Records from a collection:
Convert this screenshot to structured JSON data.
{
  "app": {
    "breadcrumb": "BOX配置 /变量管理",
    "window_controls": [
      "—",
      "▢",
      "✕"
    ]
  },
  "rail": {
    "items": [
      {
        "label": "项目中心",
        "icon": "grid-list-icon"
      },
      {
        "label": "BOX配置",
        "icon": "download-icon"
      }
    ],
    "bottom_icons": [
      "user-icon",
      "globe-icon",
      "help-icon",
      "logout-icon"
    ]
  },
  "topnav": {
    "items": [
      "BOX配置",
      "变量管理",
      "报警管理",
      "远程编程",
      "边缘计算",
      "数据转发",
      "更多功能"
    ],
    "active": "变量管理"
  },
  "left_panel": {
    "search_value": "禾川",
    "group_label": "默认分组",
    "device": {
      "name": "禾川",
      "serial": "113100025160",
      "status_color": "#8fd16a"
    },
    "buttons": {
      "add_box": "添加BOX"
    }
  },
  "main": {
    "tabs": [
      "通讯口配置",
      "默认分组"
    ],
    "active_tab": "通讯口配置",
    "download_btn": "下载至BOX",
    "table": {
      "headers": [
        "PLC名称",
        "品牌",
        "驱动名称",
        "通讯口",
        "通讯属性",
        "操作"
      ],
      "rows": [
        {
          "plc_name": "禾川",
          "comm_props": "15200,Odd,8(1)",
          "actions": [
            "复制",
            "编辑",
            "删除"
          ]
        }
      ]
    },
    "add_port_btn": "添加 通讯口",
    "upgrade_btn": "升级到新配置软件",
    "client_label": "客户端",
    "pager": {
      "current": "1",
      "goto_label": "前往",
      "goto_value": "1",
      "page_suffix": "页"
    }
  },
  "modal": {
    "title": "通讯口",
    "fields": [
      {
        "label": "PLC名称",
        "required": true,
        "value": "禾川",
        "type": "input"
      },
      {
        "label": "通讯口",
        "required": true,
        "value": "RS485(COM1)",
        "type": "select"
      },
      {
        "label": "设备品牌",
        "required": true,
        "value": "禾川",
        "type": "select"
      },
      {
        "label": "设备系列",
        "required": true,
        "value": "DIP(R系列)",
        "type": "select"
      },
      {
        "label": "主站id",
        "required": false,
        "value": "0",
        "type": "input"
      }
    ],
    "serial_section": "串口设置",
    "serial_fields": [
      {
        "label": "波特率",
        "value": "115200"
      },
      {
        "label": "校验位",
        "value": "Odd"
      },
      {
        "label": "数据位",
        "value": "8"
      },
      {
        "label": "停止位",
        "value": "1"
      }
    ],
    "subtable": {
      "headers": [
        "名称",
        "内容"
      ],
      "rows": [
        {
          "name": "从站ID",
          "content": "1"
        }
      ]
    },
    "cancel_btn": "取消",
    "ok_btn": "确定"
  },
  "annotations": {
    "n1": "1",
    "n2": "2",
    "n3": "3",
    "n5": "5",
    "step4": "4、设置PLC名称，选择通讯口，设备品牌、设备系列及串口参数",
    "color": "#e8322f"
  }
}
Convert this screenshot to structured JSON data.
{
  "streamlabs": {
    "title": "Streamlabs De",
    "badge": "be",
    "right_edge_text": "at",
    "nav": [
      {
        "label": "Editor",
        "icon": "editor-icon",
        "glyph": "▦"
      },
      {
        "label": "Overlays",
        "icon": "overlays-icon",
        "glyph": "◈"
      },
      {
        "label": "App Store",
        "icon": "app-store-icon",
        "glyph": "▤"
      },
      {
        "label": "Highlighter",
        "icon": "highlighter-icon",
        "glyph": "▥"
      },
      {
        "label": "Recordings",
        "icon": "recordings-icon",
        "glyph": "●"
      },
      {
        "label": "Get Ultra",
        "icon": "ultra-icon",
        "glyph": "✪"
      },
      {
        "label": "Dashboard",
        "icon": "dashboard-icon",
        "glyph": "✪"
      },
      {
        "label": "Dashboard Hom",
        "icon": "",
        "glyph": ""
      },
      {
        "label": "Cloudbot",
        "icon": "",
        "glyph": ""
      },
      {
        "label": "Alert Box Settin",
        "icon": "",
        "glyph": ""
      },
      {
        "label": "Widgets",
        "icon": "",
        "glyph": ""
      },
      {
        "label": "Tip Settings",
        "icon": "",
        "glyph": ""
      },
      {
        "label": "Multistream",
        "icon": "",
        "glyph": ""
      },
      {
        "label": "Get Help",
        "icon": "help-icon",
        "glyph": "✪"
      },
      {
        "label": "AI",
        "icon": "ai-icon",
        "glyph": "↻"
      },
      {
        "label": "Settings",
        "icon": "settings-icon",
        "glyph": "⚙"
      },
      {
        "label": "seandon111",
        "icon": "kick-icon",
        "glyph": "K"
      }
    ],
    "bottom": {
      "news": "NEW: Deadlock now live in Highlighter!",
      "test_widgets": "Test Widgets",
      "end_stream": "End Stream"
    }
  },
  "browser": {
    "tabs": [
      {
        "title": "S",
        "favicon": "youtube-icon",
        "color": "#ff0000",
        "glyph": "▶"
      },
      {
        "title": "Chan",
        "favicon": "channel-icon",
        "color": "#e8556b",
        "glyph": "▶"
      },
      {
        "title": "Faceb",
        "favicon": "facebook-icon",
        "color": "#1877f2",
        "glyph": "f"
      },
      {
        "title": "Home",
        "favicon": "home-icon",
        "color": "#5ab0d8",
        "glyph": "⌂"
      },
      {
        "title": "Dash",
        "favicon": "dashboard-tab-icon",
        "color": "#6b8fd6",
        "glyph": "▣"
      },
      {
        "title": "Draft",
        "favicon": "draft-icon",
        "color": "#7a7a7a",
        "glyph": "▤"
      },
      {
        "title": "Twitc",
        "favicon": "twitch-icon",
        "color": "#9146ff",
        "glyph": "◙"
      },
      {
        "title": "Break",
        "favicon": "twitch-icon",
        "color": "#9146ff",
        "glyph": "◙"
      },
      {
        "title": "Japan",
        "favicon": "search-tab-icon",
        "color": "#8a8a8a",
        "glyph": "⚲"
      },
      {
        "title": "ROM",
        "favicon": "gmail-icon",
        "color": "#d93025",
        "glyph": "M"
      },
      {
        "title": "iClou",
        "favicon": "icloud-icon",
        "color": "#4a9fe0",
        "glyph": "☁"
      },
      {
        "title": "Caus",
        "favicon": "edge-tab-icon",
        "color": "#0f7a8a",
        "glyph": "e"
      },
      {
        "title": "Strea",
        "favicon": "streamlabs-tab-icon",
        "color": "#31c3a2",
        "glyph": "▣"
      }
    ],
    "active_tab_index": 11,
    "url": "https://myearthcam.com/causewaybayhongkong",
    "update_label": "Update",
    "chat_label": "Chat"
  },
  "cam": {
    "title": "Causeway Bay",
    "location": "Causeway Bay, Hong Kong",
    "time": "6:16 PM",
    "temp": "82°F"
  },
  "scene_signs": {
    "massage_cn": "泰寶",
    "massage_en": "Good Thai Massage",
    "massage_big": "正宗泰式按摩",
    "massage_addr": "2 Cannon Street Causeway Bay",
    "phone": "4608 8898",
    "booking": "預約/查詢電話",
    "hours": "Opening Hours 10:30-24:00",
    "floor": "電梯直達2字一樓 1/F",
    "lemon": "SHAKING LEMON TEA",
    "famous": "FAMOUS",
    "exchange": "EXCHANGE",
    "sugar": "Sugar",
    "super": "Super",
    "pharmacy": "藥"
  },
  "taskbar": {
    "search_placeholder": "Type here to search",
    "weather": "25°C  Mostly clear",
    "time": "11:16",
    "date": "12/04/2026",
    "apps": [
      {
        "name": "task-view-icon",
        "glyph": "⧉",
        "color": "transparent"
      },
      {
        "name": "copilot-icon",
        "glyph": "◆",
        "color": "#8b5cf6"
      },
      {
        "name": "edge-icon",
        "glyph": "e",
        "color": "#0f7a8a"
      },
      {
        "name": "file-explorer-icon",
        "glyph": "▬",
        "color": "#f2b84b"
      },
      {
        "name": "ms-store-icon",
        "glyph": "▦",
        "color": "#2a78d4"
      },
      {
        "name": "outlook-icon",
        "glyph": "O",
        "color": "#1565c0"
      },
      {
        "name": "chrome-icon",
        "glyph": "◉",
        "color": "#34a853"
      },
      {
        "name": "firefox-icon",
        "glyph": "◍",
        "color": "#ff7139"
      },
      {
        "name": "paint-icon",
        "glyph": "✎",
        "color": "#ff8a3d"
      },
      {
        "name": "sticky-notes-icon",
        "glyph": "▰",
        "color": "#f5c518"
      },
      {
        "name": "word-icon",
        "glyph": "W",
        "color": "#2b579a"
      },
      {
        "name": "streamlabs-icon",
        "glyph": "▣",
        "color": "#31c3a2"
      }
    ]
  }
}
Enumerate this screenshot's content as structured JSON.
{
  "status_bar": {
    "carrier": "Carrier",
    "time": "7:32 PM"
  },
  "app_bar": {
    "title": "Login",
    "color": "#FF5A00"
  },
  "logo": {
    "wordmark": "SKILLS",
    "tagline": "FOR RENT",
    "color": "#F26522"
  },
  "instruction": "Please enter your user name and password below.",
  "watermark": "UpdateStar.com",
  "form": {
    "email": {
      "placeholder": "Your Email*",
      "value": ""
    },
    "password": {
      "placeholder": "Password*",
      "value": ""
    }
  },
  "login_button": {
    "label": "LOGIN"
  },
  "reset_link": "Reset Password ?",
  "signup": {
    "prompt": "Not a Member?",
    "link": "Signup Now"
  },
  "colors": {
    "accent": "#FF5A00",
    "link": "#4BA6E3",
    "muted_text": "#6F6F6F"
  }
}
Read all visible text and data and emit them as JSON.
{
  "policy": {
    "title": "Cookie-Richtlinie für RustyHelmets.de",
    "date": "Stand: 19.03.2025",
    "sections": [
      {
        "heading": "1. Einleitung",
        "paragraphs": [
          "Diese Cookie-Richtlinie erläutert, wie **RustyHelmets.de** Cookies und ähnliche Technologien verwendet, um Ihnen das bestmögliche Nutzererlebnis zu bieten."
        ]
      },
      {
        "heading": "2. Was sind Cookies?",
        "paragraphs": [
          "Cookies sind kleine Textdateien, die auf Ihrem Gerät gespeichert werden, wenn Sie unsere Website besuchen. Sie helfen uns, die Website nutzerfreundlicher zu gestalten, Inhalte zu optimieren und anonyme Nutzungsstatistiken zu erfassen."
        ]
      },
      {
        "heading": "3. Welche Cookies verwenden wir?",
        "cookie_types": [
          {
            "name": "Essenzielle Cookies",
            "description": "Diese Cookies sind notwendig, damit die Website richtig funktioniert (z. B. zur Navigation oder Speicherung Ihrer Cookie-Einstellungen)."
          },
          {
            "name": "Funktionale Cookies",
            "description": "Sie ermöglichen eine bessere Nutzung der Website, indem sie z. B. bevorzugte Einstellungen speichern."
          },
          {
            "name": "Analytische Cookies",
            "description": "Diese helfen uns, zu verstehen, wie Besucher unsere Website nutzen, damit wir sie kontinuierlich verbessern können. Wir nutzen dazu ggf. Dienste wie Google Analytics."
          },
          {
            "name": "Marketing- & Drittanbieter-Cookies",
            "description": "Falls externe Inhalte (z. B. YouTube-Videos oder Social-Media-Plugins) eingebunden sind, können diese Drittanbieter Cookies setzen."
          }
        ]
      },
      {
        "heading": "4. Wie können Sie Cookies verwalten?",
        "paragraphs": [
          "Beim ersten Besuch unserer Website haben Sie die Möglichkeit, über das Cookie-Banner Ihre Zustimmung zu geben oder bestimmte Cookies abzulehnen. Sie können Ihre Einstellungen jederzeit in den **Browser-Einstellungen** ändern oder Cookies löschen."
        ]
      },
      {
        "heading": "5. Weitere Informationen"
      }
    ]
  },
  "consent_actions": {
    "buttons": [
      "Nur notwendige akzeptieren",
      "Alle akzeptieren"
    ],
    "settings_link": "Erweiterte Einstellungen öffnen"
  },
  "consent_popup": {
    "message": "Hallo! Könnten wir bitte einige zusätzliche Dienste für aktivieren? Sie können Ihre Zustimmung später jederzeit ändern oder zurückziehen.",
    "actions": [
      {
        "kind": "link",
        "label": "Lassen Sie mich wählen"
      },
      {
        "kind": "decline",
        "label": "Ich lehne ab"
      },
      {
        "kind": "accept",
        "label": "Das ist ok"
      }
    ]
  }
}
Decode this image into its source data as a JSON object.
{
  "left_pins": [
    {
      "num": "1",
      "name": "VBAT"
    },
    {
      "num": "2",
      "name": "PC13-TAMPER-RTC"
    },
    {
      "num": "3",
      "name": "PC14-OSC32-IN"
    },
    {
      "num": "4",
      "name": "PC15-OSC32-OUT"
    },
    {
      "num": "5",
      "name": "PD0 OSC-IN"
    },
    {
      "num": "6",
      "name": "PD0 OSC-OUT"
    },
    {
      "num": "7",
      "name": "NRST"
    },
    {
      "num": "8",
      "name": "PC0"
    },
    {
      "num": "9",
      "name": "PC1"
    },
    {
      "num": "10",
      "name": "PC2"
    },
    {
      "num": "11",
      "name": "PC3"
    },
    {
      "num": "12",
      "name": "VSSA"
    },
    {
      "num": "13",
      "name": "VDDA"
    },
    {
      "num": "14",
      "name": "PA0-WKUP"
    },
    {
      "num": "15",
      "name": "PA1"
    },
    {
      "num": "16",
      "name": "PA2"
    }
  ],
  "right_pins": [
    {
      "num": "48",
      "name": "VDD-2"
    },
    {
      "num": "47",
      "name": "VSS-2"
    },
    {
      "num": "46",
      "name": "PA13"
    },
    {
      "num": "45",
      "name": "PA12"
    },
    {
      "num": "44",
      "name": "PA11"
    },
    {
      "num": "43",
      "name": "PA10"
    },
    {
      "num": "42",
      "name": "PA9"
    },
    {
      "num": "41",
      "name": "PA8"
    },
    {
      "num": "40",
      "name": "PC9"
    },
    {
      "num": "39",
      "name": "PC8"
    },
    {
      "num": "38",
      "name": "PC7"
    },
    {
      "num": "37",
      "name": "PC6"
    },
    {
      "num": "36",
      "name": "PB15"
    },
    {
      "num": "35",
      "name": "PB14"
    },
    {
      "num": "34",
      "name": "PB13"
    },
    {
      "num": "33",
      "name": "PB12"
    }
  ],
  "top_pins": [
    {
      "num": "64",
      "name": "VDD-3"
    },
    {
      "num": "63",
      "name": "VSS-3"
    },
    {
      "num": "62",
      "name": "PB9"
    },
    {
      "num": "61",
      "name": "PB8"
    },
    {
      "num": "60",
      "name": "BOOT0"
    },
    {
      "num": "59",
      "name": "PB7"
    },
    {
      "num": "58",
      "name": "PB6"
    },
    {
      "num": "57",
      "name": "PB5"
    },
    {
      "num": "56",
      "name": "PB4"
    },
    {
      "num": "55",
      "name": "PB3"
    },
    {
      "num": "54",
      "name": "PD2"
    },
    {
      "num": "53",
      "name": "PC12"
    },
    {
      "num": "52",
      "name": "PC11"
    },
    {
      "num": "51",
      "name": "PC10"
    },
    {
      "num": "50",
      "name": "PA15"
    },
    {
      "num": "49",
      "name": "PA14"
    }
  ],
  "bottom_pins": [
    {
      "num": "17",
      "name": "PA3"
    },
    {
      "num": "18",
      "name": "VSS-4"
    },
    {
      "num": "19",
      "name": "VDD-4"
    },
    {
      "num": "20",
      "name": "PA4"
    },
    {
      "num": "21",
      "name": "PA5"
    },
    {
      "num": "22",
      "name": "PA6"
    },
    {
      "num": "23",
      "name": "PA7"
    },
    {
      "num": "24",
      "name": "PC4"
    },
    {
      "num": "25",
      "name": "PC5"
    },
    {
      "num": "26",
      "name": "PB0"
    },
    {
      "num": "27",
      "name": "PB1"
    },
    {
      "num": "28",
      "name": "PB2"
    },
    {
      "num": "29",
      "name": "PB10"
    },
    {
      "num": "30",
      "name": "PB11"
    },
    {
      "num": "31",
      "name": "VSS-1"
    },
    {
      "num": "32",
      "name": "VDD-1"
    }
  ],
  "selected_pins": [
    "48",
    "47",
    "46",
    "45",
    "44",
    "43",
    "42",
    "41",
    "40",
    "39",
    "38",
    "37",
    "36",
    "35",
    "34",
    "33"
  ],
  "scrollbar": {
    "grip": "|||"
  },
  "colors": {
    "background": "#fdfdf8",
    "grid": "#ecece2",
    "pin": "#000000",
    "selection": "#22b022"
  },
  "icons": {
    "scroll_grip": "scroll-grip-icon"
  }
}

§ **The request**:
Write out every line of the listing that holds the word "damit".

§ **Answer below**:
            "description": "Diese Cookies sind notwendig, damit die Website richtig funktioniert (z. B. zur Navigation oder Speicherung Ihrer Cookie-Einstellungen)."
            "description": "Diese helfen uns, zu verstehen, wie Besucher unsere Website nutzen, damit wir sie kontinuierlich verbessern können. Wir nutzen dazu ggf. Dienste wie Google Analytics."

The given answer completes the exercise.